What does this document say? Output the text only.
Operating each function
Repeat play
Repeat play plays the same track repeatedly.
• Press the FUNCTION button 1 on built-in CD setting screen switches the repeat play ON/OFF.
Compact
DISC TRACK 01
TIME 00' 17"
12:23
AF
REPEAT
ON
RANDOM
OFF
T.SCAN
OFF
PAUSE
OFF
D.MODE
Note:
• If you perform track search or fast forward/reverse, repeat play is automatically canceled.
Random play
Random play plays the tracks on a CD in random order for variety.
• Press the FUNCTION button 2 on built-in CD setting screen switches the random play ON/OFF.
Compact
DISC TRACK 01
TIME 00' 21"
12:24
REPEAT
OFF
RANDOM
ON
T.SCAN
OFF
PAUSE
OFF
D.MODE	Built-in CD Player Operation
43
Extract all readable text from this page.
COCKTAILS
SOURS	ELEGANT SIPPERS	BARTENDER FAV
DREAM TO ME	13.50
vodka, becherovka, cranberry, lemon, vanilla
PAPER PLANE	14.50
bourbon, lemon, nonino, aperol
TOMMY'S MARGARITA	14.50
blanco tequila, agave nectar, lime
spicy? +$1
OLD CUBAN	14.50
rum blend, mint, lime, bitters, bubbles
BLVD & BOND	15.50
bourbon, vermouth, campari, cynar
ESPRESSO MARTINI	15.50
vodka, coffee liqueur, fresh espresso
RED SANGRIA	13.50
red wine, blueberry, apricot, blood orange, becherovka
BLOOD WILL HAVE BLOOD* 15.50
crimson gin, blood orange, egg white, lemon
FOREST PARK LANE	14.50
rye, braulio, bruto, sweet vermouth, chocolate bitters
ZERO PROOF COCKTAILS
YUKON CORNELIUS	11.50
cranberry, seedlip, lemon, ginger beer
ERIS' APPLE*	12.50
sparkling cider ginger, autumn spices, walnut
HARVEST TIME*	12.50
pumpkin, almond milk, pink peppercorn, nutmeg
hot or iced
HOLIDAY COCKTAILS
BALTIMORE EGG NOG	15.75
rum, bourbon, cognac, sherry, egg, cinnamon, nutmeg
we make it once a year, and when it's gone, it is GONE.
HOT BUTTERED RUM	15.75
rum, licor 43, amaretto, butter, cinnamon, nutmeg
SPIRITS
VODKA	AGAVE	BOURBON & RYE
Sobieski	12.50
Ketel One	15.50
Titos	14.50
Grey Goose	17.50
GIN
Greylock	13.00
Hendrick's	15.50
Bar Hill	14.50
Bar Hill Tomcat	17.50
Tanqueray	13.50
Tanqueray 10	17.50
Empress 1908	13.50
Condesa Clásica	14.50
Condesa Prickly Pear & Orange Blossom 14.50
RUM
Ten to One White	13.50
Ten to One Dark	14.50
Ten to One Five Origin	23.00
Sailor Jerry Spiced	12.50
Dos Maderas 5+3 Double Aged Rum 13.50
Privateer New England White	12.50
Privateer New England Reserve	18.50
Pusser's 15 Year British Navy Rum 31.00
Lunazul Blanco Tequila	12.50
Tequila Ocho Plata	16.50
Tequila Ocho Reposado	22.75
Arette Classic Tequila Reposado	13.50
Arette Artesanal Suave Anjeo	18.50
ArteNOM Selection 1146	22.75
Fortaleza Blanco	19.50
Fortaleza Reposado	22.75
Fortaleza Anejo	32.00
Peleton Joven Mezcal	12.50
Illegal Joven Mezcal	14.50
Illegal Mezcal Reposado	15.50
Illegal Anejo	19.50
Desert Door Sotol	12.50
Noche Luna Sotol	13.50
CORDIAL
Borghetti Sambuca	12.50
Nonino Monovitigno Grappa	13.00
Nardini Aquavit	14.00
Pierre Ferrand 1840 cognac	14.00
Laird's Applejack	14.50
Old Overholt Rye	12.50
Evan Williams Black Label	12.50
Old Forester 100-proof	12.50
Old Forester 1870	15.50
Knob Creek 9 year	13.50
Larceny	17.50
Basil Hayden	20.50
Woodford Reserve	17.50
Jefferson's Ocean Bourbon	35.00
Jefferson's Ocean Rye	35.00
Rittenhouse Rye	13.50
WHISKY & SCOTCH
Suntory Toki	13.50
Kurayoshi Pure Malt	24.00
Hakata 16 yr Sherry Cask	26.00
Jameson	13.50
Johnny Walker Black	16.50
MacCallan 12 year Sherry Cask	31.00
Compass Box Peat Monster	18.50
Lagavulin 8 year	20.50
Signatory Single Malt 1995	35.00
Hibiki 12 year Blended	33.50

----

Task directions: Search the data above for the word "Malt", then gather each line in which it appears.

Solution for this task:
Kurayoshi Pure Malt	24.00
Signatory Single Malt 1995	35.00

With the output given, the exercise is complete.